Collected data:
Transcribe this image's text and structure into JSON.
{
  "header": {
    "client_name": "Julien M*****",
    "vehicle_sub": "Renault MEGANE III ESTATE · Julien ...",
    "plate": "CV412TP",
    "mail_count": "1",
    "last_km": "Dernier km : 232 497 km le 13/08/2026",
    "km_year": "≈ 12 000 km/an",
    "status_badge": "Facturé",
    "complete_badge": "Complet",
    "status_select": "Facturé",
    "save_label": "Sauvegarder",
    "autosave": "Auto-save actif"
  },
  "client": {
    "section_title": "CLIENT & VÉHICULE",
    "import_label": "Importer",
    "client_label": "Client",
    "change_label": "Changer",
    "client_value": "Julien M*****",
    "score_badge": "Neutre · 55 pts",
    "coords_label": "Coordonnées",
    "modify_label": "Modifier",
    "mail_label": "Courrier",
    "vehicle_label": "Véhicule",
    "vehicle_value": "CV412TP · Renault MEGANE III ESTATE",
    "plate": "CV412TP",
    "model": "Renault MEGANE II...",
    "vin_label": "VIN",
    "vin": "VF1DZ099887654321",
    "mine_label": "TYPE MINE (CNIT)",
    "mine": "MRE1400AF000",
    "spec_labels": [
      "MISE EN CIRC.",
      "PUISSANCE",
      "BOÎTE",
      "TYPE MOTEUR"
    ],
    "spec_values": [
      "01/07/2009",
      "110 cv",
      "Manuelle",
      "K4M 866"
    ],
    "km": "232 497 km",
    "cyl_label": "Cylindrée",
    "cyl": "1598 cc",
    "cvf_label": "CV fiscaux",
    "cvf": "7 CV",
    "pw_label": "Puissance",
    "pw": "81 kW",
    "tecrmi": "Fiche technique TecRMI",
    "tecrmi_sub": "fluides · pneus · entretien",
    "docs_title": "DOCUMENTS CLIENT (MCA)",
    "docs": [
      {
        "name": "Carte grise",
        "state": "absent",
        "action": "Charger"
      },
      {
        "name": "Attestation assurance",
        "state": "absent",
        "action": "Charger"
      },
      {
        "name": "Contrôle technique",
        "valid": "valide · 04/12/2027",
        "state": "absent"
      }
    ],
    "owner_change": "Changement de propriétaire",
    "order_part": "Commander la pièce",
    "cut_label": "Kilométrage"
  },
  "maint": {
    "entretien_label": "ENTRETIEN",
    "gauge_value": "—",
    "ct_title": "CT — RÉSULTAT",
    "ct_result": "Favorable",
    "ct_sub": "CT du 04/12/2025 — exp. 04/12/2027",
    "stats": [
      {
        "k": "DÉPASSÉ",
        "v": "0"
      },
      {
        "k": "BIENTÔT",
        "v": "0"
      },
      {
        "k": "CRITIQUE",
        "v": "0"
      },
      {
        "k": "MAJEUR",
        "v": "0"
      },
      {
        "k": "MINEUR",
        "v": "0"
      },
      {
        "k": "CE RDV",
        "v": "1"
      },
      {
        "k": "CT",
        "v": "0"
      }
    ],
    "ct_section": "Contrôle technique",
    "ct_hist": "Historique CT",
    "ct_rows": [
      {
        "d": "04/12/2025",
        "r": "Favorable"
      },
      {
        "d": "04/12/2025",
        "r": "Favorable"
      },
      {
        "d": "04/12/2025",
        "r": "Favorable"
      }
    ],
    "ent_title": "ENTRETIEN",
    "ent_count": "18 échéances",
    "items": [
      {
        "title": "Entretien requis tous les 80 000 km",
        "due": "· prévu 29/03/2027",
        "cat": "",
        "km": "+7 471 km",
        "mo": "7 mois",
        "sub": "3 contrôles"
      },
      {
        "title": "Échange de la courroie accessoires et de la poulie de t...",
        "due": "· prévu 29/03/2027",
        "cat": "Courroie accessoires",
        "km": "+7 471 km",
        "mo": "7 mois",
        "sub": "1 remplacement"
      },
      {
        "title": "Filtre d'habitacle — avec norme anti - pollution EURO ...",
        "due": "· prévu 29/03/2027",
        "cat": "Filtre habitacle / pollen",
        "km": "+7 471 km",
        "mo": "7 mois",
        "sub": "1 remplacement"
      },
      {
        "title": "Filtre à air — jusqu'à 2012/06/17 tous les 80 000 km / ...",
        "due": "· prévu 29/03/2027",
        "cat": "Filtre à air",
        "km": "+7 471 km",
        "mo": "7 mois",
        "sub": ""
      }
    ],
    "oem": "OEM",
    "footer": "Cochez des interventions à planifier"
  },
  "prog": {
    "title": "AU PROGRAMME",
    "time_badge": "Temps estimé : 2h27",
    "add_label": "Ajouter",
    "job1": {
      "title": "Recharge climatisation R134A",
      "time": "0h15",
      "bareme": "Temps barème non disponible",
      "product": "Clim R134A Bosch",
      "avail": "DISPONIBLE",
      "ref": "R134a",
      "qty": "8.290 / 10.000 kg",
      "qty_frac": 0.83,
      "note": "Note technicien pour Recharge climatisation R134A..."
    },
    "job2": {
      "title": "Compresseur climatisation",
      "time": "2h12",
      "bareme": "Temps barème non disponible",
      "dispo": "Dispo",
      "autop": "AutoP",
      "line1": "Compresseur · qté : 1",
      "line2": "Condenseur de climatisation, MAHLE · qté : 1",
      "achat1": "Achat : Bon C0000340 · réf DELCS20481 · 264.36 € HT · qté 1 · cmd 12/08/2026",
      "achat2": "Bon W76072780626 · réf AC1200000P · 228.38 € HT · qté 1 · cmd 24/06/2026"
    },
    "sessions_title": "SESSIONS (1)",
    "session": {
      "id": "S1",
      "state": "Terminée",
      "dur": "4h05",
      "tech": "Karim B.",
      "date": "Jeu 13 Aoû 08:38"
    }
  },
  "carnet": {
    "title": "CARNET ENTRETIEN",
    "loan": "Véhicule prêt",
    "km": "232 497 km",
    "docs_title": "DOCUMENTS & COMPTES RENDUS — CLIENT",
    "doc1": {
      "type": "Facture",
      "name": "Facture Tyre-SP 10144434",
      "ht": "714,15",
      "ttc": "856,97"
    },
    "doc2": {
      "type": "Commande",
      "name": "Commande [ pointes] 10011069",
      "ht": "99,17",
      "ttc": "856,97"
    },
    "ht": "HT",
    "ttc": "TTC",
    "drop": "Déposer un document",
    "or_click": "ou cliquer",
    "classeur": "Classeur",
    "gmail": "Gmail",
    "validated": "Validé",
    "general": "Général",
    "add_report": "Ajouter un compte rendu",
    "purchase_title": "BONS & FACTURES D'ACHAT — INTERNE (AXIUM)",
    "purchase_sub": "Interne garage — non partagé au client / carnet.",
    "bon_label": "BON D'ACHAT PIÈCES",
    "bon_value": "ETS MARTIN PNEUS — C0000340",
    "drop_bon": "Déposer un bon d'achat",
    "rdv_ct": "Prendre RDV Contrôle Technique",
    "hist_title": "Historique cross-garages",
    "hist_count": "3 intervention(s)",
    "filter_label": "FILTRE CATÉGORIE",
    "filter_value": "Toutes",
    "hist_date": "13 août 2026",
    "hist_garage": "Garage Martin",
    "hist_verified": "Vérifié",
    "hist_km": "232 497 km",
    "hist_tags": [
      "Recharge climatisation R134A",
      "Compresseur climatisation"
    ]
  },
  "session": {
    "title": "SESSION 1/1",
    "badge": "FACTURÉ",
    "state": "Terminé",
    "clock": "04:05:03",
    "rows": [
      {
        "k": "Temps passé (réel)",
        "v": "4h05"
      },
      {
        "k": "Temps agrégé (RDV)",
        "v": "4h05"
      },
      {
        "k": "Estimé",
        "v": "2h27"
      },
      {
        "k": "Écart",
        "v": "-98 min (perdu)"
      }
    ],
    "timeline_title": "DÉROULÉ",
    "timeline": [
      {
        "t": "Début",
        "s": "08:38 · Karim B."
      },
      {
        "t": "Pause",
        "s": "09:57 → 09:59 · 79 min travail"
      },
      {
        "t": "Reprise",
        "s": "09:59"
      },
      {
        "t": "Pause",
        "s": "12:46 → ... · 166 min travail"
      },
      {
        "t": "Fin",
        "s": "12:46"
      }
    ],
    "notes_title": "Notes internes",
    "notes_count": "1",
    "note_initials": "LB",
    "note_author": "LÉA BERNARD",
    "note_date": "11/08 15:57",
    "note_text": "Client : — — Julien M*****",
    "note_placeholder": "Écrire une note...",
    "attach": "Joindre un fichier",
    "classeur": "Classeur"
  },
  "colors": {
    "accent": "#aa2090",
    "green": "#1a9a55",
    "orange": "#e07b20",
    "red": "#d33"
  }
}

# Aim:
Where does the word "accessoires" appear? Return each line that holds it.

# Solution for this task:
        "title": "Échange de la courroie accessoires et de la poulie de t...",
        "cat": "Courroie accessoires",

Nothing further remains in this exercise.